*Exercise task*:
Return each line holding the string "JSON".

------------------------

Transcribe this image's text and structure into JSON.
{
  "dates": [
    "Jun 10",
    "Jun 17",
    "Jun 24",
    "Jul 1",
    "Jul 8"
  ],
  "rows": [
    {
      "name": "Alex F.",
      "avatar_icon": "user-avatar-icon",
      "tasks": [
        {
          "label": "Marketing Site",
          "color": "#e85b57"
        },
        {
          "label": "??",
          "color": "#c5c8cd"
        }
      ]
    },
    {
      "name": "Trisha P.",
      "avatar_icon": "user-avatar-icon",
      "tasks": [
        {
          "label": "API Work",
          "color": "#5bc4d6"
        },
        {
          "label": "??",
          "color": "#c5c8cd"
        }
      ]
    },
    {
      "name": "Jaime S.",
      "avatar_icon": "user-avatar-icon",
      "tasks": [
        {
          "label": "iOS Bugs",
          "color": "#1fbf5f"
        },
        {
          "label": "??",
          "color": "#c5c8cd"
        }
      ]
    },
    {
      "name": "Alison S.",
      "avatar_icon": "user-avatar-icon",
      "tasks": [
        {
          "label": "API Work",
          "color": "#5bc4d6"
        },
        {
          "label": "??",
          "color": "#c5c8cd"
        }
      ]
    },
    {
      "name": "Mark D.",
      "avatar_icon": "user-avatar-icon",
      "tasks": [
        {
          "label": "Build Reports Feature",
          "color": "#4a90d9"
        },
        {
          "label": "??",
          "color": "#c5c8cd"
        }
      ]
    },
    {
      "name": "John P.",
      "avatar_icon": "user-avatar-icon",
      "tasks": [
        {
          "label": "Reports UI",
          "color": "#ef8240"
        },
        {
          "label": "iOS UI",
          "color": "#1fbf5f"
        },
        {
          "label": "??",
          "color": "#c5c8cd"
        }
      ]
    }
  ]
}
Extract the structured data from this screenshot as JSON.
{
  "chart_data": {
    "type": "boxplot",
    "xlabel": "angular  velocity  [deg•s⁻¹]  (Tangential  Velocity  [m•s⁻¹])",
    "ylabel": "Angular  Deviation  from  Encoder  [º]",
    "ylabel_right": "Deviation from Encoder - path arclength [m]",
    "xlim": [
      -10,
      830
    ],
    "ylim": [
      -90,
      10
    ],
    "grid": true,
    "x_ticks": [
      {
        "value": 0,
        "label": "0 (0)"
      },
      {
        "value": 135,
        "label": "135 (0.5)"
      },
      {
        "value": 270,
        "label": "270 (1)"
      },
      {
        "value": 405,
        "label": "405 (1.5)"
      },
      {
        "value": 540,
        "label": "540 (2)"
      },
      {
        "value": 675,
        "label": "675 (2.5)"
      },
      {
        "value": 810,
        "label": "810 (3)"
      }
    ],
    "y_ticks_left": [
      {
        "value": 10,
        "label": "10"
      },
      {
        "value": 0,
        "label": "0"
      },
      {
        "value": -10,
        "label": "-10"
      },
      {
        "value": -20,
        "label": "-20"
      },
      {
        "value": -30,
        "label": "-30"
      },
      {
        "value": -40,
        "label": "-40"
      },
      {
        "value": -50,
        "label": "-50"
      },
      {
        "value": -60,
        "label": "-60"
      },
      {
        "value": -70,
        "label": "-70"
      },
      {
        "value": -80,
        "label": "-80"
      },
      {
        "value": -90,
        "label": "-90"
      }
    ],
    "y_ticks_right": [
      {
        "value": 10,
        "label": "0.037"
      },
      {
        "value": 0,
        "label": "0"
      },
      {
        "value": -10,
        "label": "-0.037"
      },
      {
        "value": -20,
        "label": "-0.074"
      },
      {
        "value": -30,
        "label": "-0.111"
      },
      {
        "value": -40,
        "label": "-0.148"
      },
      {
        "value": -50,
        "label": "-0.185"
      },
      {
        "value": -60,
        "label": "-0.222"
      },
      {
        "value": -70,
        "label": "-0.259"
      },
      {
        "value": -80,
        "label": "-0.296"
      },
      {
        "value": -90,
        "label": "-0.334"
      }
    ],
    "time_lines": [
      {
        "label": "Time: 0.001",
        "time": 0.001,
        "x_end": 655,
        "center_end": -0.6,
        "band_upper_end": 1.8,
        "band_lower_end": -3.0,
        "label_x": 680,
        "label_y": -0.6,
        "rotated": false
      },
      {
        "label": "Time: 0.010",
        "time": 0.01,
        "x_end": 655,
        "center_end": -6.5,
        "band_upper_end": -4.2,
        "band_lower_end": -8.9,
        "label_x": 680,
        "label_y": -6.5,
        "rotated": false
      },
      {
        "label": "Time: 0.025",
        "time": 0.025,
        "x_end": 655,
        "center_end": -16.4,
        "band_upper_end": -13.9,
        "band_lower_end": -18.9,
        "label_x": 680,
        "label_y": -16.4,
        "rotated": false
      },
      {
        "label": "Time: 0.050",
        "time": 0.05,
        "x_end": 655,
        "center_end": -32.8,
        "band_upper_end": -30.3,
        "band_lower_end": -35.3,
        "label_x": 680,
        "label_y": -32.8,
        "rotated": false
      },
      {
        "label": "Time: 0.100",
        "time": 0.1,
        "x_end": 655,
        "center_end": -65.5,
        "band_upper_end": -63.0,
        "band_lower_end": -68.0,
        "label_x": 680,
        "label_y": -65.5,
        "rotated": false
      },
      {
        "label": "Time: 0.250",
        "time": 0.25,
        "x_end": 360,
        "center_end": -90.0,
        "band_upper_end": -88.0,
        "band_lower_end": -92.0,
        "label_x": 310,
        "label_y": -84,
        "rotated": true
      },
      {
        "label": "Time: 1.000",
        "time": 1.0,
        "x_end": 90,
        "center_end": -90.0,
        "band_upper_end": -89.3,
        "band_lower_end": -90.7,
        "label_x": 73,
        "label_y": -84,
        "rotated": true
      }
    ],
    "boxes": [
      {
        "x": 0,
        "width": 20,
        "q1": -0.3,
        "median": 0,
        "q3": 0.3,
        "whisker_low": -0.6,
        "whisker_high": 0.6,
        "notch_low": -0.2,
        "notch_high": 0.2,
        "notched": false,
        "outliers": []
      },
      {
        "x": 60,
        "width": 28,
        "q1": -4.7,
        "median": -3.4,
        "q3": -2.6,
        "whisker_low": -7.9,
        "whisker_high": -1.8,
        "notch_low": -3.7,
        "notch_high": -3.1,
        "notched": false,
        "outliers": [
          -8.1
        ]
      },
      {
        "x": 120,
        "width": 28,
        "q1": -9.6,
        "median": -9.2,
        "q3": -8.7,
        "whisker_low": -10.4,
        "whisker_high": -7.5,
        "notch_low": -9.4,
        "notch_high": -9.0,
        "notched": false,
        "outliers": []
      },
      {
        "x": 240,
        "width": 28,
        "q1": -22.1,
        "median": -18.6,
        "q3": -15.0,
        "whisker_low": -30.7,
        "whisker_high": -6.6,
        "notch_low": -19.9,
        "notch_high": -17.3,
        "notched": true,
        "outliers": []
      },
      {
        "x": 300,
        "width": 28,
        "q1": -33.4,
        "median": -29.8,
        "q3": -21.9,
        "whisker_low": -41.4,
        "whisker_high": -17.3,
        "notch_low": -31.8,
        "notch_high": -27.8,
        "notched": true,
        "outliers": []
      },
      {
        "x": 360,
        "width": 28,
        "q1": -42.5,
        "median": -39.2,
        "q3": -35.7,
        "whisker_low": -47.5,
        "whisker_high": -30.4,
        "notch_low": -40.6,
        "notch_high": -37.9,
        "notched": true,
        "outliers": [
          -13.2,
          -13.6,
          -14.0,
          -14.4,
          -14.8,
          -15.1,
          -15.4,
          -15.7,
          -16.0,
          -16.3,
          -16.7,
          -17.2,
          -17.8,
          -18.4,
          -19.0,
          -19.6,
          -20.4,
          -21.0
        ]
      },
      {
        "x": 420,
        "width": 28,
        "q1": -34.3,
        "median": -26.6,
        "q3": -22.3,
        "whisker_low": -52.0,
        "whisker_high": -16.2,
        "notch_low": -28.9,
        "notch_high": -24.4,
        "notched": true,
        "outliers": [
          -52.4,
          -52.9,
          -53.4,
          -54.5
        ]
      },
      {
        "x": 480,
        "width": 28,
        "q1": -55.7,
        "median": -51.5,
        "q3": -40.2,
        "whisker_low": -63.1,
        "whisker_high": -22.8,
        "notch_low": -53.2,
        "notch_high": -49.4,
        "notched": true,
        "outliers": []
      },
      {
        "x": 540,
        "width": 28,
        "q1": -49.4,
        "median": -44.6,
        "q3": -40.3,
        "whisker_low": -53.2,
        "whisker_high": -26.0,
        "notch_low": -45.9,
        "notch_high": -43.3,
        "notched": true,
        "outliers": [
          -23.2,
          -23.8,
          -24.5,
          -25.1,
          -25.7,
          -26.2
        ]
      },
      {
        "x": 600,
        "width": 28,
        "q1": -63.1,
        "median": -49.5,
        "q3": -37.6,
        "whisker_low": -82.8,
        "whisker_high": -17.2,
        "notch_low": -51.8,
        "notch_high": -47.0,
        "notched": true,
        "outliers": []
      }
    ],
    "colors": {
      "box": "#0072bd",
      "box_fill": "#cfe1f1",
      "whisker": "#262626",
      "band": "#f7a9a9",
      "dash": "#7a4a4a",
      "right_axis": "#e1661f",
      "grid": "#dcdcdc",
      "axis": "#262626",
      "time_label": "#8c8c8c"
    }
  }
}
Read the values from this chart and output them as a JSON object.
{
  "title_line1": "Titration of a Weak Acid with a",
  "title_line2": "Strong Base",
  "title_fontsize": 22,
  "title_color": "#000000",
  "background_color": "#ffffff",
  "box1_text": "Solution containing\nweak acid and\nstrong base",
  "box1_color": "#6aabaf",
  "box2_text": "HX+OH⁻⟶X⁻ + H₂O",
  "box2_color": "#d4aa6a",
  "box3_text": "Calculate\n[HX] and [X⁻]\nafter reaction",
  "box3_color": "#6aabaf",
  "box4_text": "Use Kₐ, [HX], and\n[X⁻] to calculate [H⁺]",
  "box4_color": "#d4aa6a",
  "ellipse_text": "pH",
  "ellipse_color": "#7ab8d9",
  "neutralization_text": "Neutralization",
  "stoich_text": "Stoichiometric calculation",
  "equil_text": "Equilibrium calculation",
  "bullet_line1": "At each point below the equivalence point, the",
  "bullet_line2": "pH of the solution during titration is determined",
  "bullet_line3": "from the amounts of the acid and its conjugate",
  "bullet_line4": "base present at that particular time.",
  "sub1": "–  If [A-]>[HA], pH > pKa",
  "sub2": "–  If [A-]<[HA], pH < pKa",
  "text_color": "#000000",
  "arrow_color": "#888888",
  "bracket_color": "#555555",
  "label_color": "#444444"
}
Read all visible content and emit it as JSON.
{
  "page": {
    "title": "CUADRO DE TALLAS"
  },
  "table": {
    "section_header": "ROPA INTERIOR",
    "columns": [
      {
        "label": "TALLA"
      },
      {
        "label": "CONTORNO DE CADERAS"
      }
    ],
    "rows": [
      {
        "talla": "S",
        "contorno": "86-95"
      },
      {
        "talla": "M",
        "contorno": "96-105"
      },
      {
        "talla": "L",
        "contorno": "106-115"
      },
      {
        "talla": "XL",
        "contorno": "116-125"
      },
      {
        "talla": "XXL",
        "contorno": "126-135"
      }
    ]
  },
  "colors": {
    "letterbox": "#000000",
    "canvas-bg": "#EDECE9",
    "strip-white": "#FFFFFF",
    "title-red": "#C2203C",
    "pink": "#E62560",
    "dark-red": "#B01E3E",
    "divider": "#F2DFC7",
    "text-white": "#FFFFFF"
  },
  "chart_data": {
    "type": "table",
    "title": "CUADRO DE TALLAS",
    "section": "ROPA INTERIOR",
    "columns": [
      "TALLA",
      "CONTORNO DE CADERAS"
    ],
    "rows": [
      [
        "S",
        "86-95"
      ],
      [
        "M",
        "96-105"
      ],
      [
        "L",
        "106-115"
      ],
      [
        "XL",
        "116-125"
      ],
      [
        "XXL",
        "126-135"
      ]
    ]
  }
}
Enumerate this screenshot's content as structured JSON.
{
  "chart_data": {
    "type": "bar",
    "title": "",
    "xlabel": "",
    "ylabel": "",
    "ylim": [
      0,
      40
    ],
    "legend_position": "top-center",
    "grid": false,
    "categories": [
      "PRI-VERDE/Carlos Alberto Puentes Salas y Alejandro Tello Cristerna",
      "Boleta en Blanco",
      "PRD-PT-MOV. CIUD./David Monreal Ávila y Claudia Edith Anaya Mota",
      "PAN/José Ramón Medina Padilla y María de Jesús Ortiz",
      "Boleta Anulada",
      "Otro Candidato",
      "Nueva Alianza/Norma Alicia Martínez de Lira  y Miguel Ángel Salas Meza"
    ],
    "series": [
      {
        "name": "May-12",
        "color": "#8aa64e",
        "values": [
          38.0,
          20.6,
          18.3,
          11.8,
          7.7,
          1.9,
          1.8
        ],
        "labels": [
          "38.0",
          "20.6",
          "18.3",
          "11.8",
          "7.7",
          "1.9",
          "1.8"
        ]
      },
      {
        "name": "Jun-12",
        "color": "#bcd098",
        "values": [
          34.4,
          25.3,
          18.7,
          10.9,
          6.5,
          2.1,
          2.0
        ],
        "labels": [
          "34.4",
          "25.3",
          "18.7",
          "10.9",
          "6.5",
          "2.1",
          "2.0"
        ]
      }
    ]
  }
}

------------------------

*Response*:
Transcribe this image's text and structure into JSON.
Extract the structured data from this screenshot as JSON.
Read the values from this chart and output them as a JSON object.
Read all visible content and emit it as JSON.
Enumerate this screenshot's content as structured JSON.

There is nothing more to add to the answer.